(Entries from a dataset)

▽

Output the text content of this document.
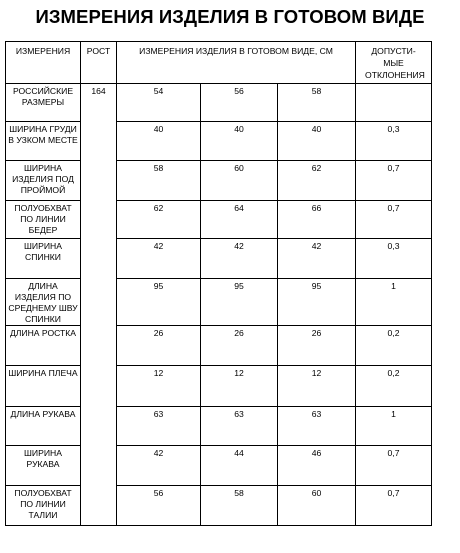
ИЗМЕРЕНИЯ ИЗДЕЛИЯ В ГОТОВОМ ВИДЕ
ИЗМЕРЕНИЯ	РОСТ	ИЗМЕРЕНИЯ ИЗДЕЛИЯ В ГОТОВОМ ВИДЕ, СМ			ДОПУСТИ-МЫЕ ОТКЛОНЕНИЯ
РОССИЙСКИЕ РАЗМЕРЫ	164	54	56	58	
ШИРИНА ГРУДИ В УЗКОМ МЕСТЕ		40	40	40	0,3
ШИРИНА ИЗДЕЛИЯ ПОД ПРОЙМОЙ		58	60	62	0,7
ПОЛУОБХВАТ ПО ЛИНИИ БЕДЕР		62	64	66	0,7
ШИРИНА СПИНКИ		42	42	42	0,3
ДЛИНА ИЗДЕЛИЯ ПО СРЕДНЕМУ ШВУ СПИНКИ		95	95	95	1
ДЛИНА РОСТКА		26	26	26	0,2
ШИРИНА ПЛЕЧА		12	12	12	0,2
ДЛИНА РУКАВА		63	63	63	1
ШИРИНА РУКАВА		42	44	46	0,7
ПОЛУОБХВАТ ПО ЛИНИИ ТАЛИИ		56	58	60	0,7
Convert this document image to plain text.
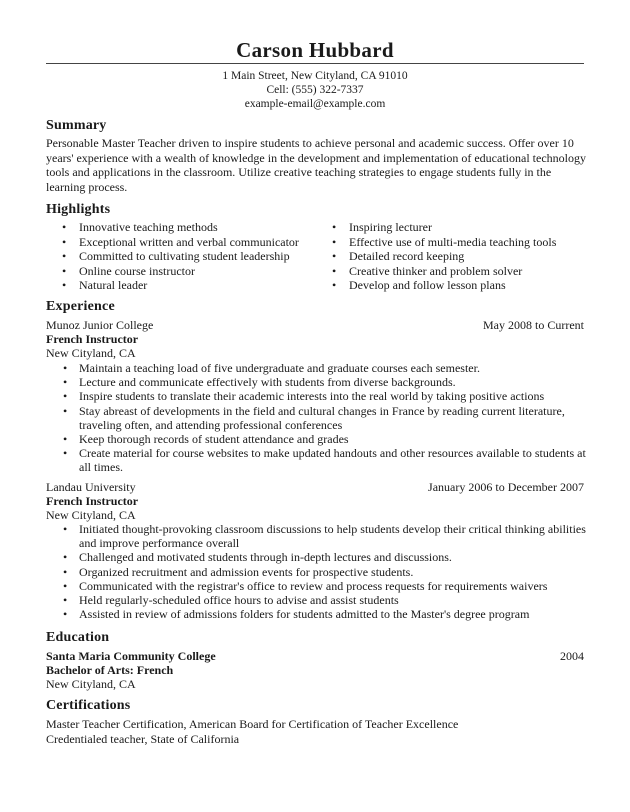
Carson Hubbard
1 Main Street, New Cityland, CA 91010
Cell: (555) 322-7337
example-email@example.com
Summary
Personable Master Teacher driven to inspire students to achieve personal and academic success. Offer over 10 years' experience with a wealth of knowledge in the development and implementation of educational technology tools and applications in the classroom. Utilize creative teaching strategies to engage students fully in the learning process.
Highlights
• Innovative teaching methods
• Exceptional written and verbal communicator
• Committed to cultivating student leadership
• Online course instructor
• Natural leader
• Inspiring lecturer
• Effective use of multi-media teaching tools
• Detailed record keeping
• Creative thinker and problem solver
• Develop and follow lesson plans
Experience
Munoz Junior College	May 2008 to Current
French Instructor
New Cityland, CA
• Maintain a teaching load of five undergraduate and graduate courses each semester.
• Lecture and communicate effectively with students from diverse backgrounds.
• Inspire students to translate their academic interests into the real world by taking positive actions
• Stay abreast of developments in the field and cultural changes in France by reading current literature, traveling often, and attending professional conferences
• Keep thorough records of student attendance and grades
• Create material for course websites to make updated handouts and other resources available to students at all times.
Landau University	January 2006 to December 2007
French Instructor
New Cityland, CA
• Initiated thought-provoking classroom discussions to help students develop their critical thinking abilities and improve performance overall
• Challenged and motivated students through in-depth lectures and discussions.
• Organized recruitment and admission events for prospective students.
• Communicated with the registrar's office to review and process requests for requirements waivers
• Held regularly-scheduled office hours to advise and assist students
• Assisted in review of admissions folders for students admitted to the Master's degree program
Education
Santa Maria Community College	2004
Bachelor of Arts: French
New Cityland, CA
Certifications
Master Teacher Certification, American Board for Certification of Teacher Excellence
Credentialed teacher, State of California
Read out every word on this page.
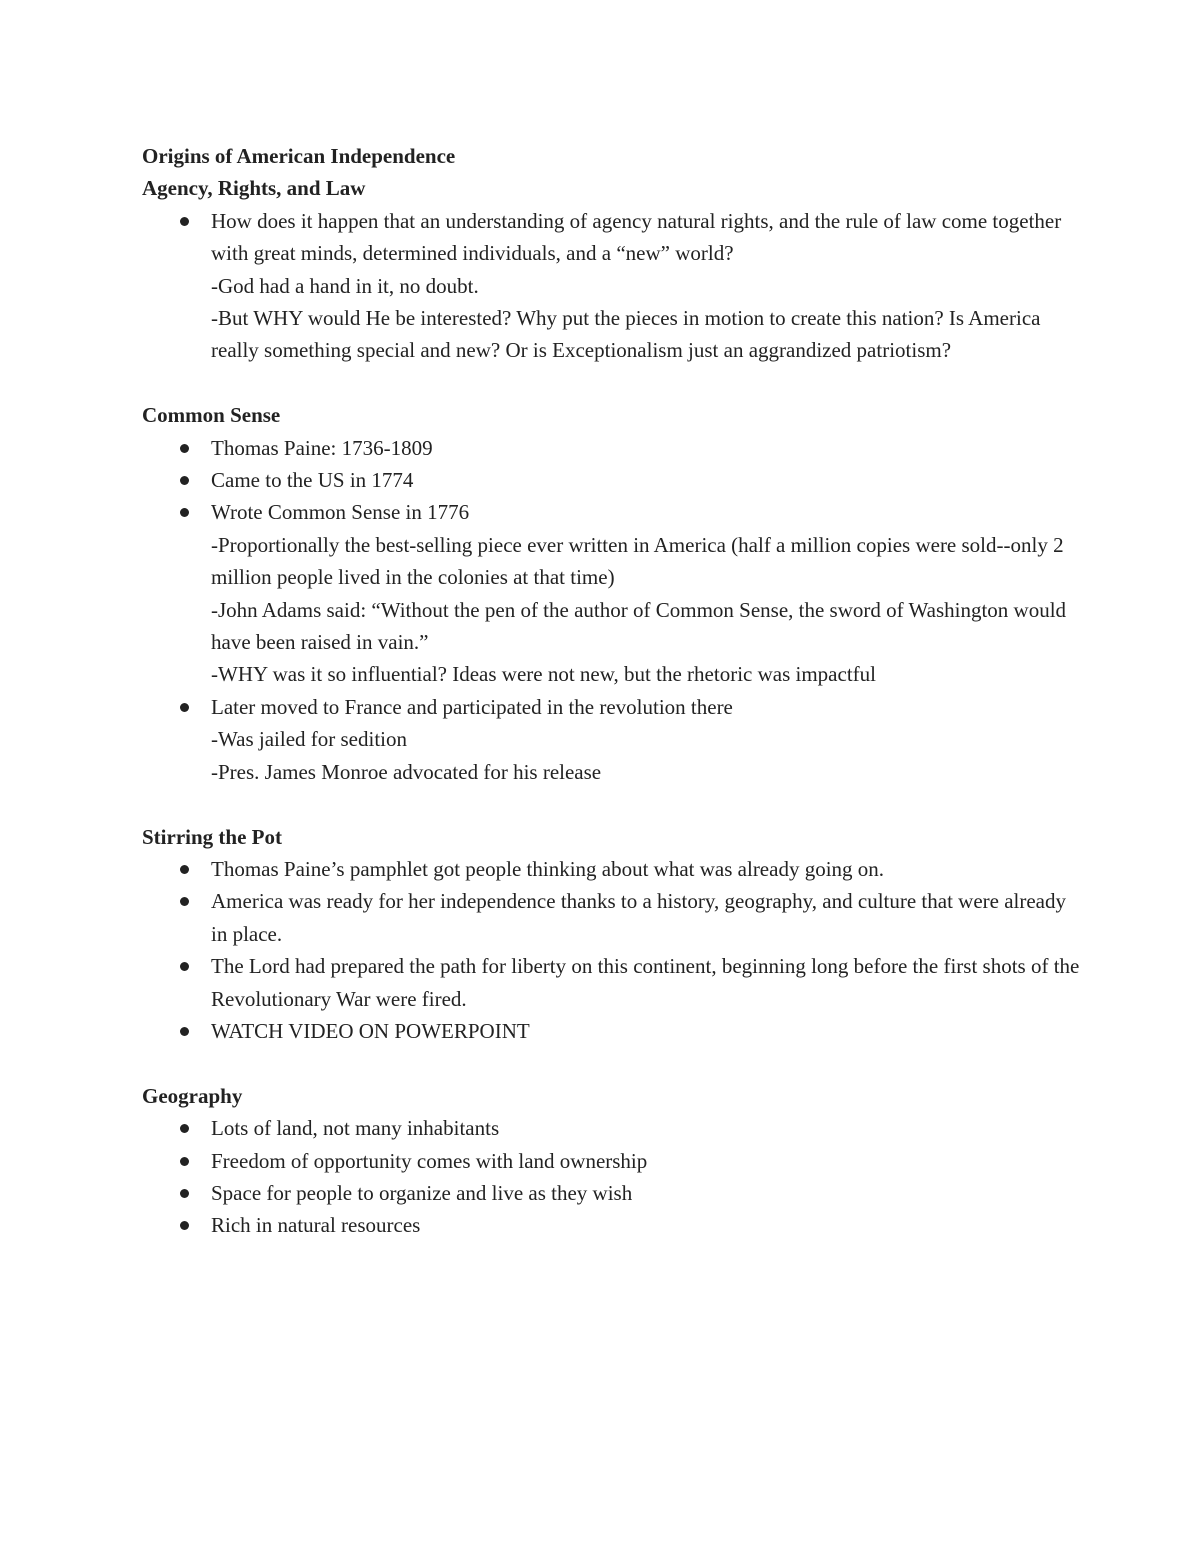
Origins of American Independence
Agency, Rights, and Law
How does it happen that an understanding of agency natural rights, and the rule of law come together with great minds, determined individuals, and a “new” world?
-God had a hand in it, no doubt.
-But WHY would He be interested? Why put the pieces in motion to create this nation? Is America really something special and new? Or is Exceptionalism just an aggrandized patriotism?
Common Sense
Thomas Paine: 1736-1809
Came to the US in 1774
Wrote Common Sense in 1776
-Proportionally the best-selling piece ever written in America (half a million copies were sold--only 2 million people lived in the colonies at that time)
-John Adams said: “Without the pen of the author of Common Sense, the sword of Washington would have been raised in vain.”
-WHY was it so influential? Ideas were not new, but the rhetoric was impactful
Later moved to France and participated in the revolution there
-Was jailed for sedition
-Pres. James Monroe advocated for his release
Stirring the Pot
Thomas Paine’s pamphlet got people thinking about what was already going on.
America was ready for her independence thanks to a history, geography, and culture that were already in place.
The Lord had prepared the path for liberty on this continent, beginning long before the first shots of the Revolutionary War were fired.
WATCH VIDEO ON POWERPOINT
Geography
Lots of land, not many inhabitants
Freedom of opportunity comes with land ownership
Space for people to organize and live as they wish
Rich in natural resources
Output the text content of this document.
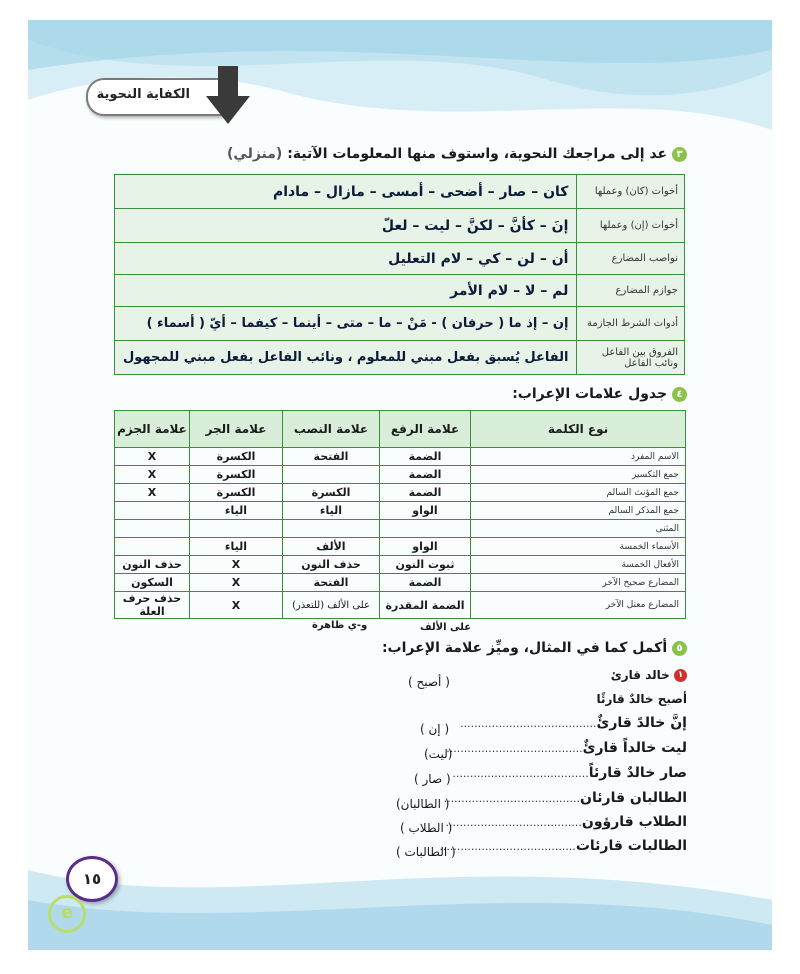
الكفاية النحوية
٣ عد إلى مراجعك النحوية، واستوف منها المعلومات الآتية: (منزلي)
أخوات (كان) وعملها	كان – صار – أضحى – أمسى – مازال – مادام
أخوات (إن) وعملها	إنَ – كأنَّ – لكنَّ – ليت – لعلّ
نواصب المضارع	أن – لن – كي – لام التعليل
جوازم المضارع	لم – لا – لام الأمر
أدوات الشرط الجازمة	إن – إذ ما ( حرفان ) - مَنْ – ما – متى – أينما – كيفما – أيّ ( أسماء )
الفروق بين الفاعل ونائب الفاعل	الفاعل يُسبق بفعل مبني للمعلوم ، ونائب الفاعل بفعل مبني للمجهول
٤ جدول علامات الإعراب:
نوع الكلمة	علامة الرفع	علامة النصب	علامة الجر	علامة الجزم
الاسم المفرد	الضمة	الفتحة	الكسرة	X
جمع التكسير	الضمة		الكسرة	X
جمع المؤنث السالم	الضمة	الكسرة	الكسرة	X
جمع المذكر السالم	الواو	الياء	الياء	
المثنى				
الأسماء الخمسة	الواو	الألف	الياء	
الأفعال الخمسة	ثبوت النون	حذف النون	X	حذف النون
المضارع صحيح الآخر	الضمة	الفتحة	X	السكون
المضارع معتل الآخر	الضمة المقدرة	على الألف (للتعذر)	X	حذف حرف العلة
على الألف
و-ي ظاهرة
٥ أكمل كما في المثال، وميِّز علامة الإعراب:
١ خالد قارئ
( أصبح )
أصبح خالدٌ قارئًا
إنَّ خالدً قارئٌ.......................................
( إن )
ليت خالداً قارئٌ.......................................
(ليت)
صار خالدٌ قارئاً.......................................
( صار )
الطالبان قارئان.......................................
( الطالبان)
الطلاب قارؤون.......................................
( الطلاب )
الطالبات قارئات.......................................
( الطالبات )
١٥
e
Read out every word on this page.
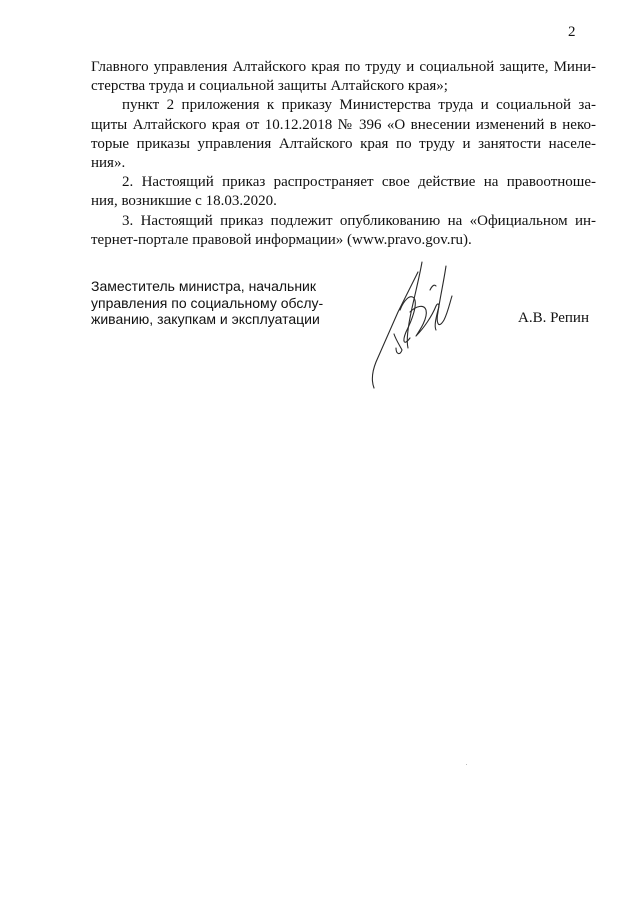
2
Главного управления Алтайского края по труду и социальной защите, Мини-
стерства труда и социальной защиты Алтайского края»;
пункт 2 приложения к приказу Министерства труда и социальной за-
щиты Алтайского края от 10.12.2018 № 396 «О внесении изменений в неко-
торые приказы управления Алтайского края по труду и занятости населе-
ния».
2. Настоящий приказ распространяет свое действие на правоотноше-
ния, возникшие с 18.03.2020.
3. Настоящий приказ подлежит опубликованию на «Официальном ин-
тернет-портале правовой информации» (www.pravo.gov.ru).
Заместитель министра, начальник
управления по социальному обслу-
живанию, закупкам и эксплуатации	А.В. Репин
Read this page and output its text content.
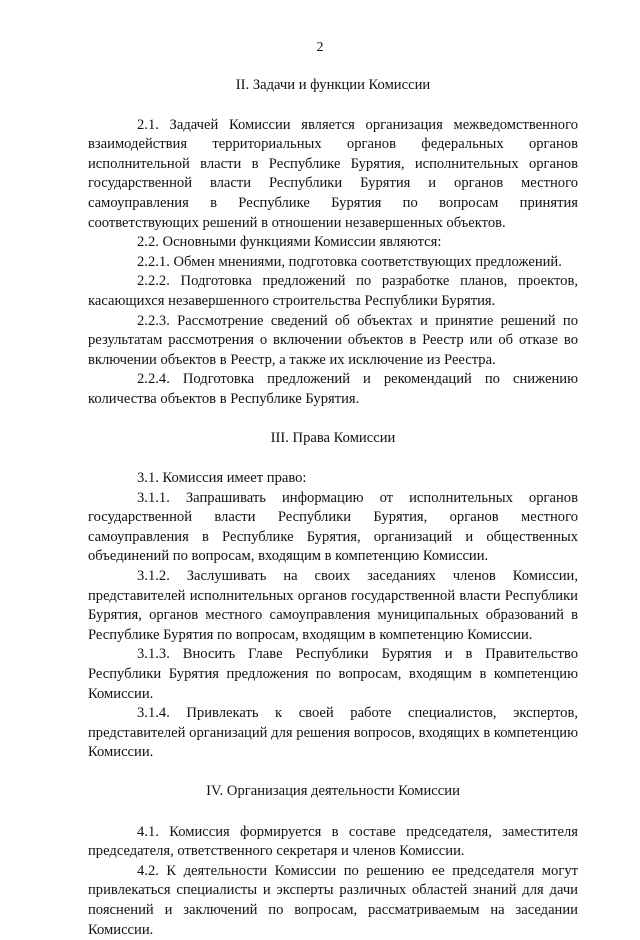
2
II. Задачи и функции Комиссии

2.1. Задачей Комиссии является организация межведомственного взаимодействия территориальных органов федеральных органов исполнительной власти в Республике Бурятия, исполнительных органов государственной власти Республики Бурятия и органов местного самоуправления в Республике Бурятия по вопросам принятия соответствующих решений в отношении незавершенных объектов.

2.2. Основными функциями Комиссии являются:

2.2.1. Обмен мнениями, подготовка соответствующих предложений.

2.2.2. Подготовка предложений по разработке планов, проектов, касающихся незавершенного строительства Республики Бурятия.

2.2.3. Рассмотрение сведений об объектах и принятие решений по результатам рассмотрения о включении объектов в Реестр или об отказе во включении объектов в Реестр, а также их исключение из Реестра.

2.2.4. Подготовка предложений и рекомендаций по снижению количества объектов в Республике Бурятия.

III. Права Комиссии

3.1. Комиссия имеет право:

3.1.1. Запрашивать информацию от исполнительных органов государственной власти Республики Бурятия, органов местного самоуправления в Республике Бурятия, организаций и общественных объединений по вопросам, входящим в компетенцию Комиссии.

3.1.2. Заслушивать на своих заседаниях членов Комиссии, представителей исполнительных органов государственной власти Республики Бурятия, органов местного самоуправления муниципальных образований в Республике Бурятия по вопросам, входящим в компетенцию Комиссии.

3.1.3. Вносить Главе Республики Бурятия и в Правительство Республики Бурятия предложения по вопросам, входящим в компетенцию Комиссии.

3.1.4. Привлекать к своей работе специалистов, экспертов, представителей организаций для решения вопросов, входящих в компетенцию Комиссии.

IV. Организация деятельности Комиссии

4.1. Комиссия формируется в составе председателя, заместителя председателя, ответственного секретаря и членов Комиссии.

4.2. К деятельности Комиссии по решению ее председателя могут привлекаться специалисты и эксперты различных областей знаний для дачи пояснений и заключений по вопросам, рассматриваемым на заседании Комиссии.
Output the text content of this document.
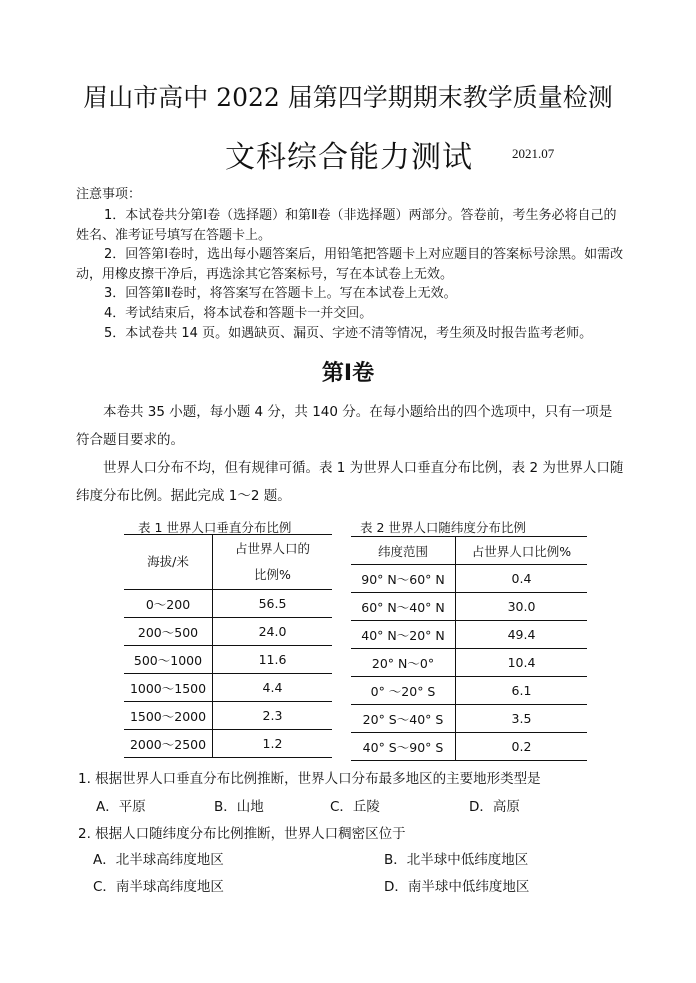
眉山市高中 2022 届第四学期期末教学质量检测
文科综合能力测试	2021.07
注意事项：

1．本试卷共分第Ⅰ卷（选择题）和第Ⅱ卷（非选择题）两部分。答卷前，考生务必将自己的姓名、准考证号填写在答题卡上。

2．回答第Ⅰ卷时，选出每小题答案后，用铅笔把答题卡上对应题目的答案标号涂黑。如需改动，用橡皮擦干净后，再选涂其它答案标号，写在本试卷上无效。

3．回答第Ⅱ卷时，将答案写在答题卡上。写在本试卷上无效。

4．考试结束后，将本试卷和答题卡一并交回。

5．本试卷共 14 页。如遇缺页、漏页、字迹不清等情况，考生须及时报告监考老师。

第Ⅰ卷

本卷共 35 小题，每小题 4 分，共 140 分。在每小题给出的四个选项中，只有一项是符合题目要求的。

世界人口分布不均，但有规律可循。表 1 为世界人口垂直分布比例，表 2 为世界人口随纬度分布比例。据此完成 1～2 题。

表 1 世界人口垂直分布比例	表 2 世界人口随纬度分布比例
海拔/米	占世界人口的
比例%

0～200	56.5
200～500	24.0
500～1000	11.6
1000～1500	4.4
1500～2000	2.3
2000～2500	1.2
纬度范围	占世界人口比例%
90° N～60° N	0.4
60° N～40° N	30.0
40° N～20° N	49.4
20° N～0°	10.4
0° ～20° S	6.1
20° S～40° S	3.5
40° S～90° S	0.2
1. 根据世界人口垂直分布比例推断，世界人口分布最多地区的主要地形类型是
A．平原	B．山地	C．丘陵	D．高原
2. 根据人口随纬度分布比例推断，世界人口稠密区位于
A．北半球高纬度地区	B．北半球中低纬度地区
C．南半球高纬度地区	D．南半球中低纬度地区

△

Search the preceding listing for "ЛИНИИ" and extract every line where it is found.

**Answer to this task:**
ПОЛУОБХВАТ ПО ЛИНИИ БЕДЕР		62	64	66	0,7
ПОЛУОБХВАТ ПО ЛИНИИ ТАЛИИ		56	58	60	0,7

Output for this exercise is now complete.